▶ _Entries shown_
/---

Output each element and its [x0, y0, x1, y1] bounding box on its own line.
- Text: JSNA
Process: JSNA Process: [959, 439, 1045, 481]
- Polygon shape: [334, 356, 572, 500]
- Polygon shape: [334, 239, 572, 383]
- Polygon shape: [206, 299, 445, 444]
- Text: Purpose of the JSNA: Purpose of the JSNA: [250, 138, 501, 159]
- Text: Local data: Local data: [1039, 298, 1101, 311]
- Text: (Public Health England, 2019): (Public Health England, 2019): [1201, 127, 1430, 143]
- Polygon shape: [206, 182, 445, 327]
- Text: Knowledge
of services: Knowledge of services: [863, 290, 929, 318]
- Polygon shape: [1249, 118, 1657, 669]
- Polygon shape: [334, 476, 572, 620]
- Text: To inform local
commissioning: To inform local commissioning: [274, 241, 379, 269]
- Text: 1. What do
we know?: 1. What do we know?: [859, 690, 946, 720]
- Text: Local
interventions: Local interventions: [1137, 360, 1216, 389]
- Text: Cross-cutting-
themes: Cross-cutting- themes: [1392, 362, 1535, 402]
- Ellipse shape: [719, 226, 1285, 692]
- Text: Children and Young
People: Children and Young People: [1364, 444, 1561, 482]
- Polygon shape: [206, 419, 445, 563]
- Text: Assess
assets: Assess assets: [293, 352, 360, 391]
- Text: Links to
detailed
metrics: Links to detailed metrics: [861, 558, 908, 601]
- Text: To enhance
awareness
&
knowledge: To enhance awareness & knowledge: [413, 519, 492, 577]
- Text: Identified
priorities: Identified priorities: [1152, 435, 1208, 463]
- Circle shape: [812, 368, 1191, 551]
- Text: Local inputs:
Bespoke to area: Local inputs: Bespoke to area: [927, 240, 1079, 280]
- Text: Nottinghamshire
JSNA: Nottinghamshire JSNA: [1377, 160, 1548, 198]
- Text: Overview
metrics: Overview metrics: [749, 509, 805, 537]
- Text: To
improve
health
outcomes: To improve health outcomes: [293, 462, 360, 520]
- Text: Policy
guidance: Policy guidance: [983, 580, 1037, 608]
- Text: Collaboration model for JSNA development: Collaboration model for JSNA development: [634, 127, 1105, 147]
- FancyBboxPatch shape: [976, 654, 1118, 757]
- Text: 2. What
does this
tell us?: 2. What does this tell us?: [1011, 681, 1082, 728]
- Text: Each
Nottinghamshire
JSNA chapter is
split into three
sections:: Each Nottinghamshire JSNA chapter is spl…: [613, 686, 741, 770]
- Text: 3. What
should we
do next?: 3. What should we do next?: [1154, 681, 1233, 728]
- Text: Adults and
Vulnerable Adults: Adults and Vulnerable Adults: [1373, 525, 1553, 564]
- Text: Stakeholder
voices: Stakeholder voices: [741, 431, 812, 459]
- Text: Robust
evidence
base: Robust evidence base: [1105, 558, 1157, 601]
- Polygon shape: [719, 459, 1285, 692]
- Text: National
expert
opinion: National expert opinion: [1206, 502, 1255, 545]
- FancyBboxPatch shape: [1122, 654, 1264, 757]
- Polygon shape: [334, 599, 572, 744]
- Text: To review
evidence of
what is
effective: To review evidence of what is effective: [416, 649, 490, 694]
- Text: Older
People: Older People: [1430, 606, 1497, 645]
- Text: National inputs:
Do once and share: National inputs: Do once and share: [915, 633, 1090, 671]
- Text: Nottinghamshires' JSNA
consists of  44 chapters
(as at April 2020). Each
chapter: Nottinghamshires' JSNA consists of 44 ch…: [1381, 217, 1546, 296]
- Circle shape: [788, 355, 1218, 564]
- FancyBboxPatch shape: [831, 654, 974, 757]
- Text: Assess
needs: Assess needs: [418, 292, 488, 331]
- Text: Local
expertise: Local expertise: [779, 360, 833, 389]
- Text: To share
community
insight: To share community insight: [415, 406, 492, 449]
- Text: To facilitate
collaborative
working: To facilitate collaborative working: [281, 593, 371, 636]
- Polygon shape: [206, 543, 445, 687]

\---

▶ _What the exercise asks_
Recast the entry above as a JSON list of strings, with each line as one string and blank lines left out.

▶ _Answer for the task_
[
  "Output each element and its [x0, y0, x1, y1] bounding box on its own line.",
  "- Text: JSNA",
  "Process: JSNA Process: [959, 439, 1045, 481]",
  "- Polygon shape: [334, 356, 572, 500]",
  "- Polygon shape: [334, 239, 572, 383]",
  "- Polygon shape: [206, 299, 445, 444]",
  "- Text: Purpose of the JSNA: Purpose of the JSNA: [250, 138, 501, 159]",
  "- Text: Local data: Local data: [1039, 298, 1101, 311]",
  "- Text: (Public Health England, 2019): (Public Health England, 2019): [1201, 127, 1430, 143]",
  "- Polygon shape: [206, 182, 445, 327]",
  "- Text: Knowledge",
  "of services: Knowledge of services: [863, 290, 929, 318]",
  "- Polygon shape: [1249, 118, 1657, 669]",
  "- Polygon shape: [334, 476, 572, 620]",
  "- Text: To inform local",
  "commissioning: To inform local commissioning: [274, 241, 379, 269]",
  "- Text: 1. What do",
  "we know?: 1. What do we know?: [859, 690, 946, 720]",
  "- Text: Local",
  "interventions: Local interventions: [1137, 360, 1216, 389]",
  "- Text: Cross-cutting-",
  "themes: Cross-cutting- themes: [1392, 362, 1535, 402]",
  "- Ellipse shape: [719, 226, 1285, 692]",
  "- Text: Children and Young",
  "People: Children and Young People: [1364, 444, 1561, 482]",
  "- Polygon shape: [206, 419, 445, 563]",
  "- Text: Assess",
  "assets: Assess assets: [293, 352, 360, 391]",
  "- Text: Links to",
  "detailed",
  "metrics: Links to detailed metrics: [861, 558, 908, 601]",
  "- Text: To enhance",
  "awareness",
  "&",
  "knowledge: To enhance awareness & knowledge: [413, 519, 492, 577]",
  "- Text: Identified",
  "priorities: Identified priorities: [1152, 435, 1208, 463]",
  "- Circle shape: [812, 368, 1191, 551]",
  "- Text: Local inputs:",
  "Bespoke to area: Local inputs: Bespoke to area: [927, 240, 1079, 280]",
  "- Text: Nottinghamshire",
  "JSNA: Nottinghamshire JSNA: [1377, 160, 1548, 198]",
  "- Text: Overview",
  "metrics: Overview metrics: [749, 509, 805, 537]",
  "- Text: To",
  "improve",
  "health",
  "outcomes: To improve health outcomes: [293, 462, 360, 520]",
  "- Text: Policy",
  "guidance: Policy guidance: [983, 580, 1037, 608]",
  "- Text: Collaboration model for JSNA development: Collaboration model for JSNA development: [634, 127, 1105, 147]",
  "- FancyBboxPatch shape: [976, 654, 1118, 757]",
  "- Text: 2. What",
  "does this",
  "tell us?: 2. What does this tell us?: [1011, 681, 1082, 728]",
  "- Text: Each",
  "Nottinghamshire",
  "JSNA chapter is",
  "split into three",
  "sections:: Each Nottinghamshire JSNA chapter is spl…: [613, 686, 741, 770]",
  "- Text: 3. What",
  "should we",
  "do next?: 3. What should we do next?: [1154, 681, 1233, 728]",
  "- Text: Adults and",
  "Vulnerable Adults: Adults and Vulnerable Adults: [1373, 525, 1553, 564]",
  "- Text: Stakeholder",
  "voices: Stakeholder voices: [741, 431, 812, 459]",
  "- Text: Robust",
  "evidence",
  "base: Robust evidence base: [1105, 558, 1157, 601]",
  "- Polygon shape: [719, 459, 1285, 692]",
  "- Text: National",
  "expert",
  "opinion: National expert opinion: [1206, 502, 1255, 545]",
  "- FancyBboxPatch shape: [1122, 654, 1264, 757]",
  "- Polygon shape: [334, 599, 572, 744]",
  "- Text: To review",
  "evidence of",
  "what is",
  "effective: To review evidence of what is effective: [416, 649, 490, 694]",
  "- Text: Older",
  "People: Older People: [1430, 606, 1497, 645]",
  "- Text: National inputs:",
  "Do once and share: National inputs: Do once and share: [915, 633, 1090, 671]",
  "- Text: Nottinghamshires' JSNA",
  "consists of  44 chapters",
  "(as at April 2020). Each",
  "chapter: Nottinghamshires' JSNA consists of 44 ch…: [1381, 217, 1546, 296]",
  "- Circle shape: [788, 355, 1218, 564]",
  "- FancyBboxPatch shape: [831, 654, 974, 757]",
  "- Text: Assess",
  "needs: Assess needs: [418, 292, 488, 331]",
  "- Text: Local",
  "expertise: Local expertise: [779, 360, 833, 389]",
  "- Text: To share",
  "community",
  "insight: To share community insight: [415, 406, 492, 449]",
  "- Text: To facilitate",
  "collaborative",
  "working: To facilitate collaborative working: [281, 593, 371, 636]",
  "- Polygon shape: [206, 543, 445, 687]"
]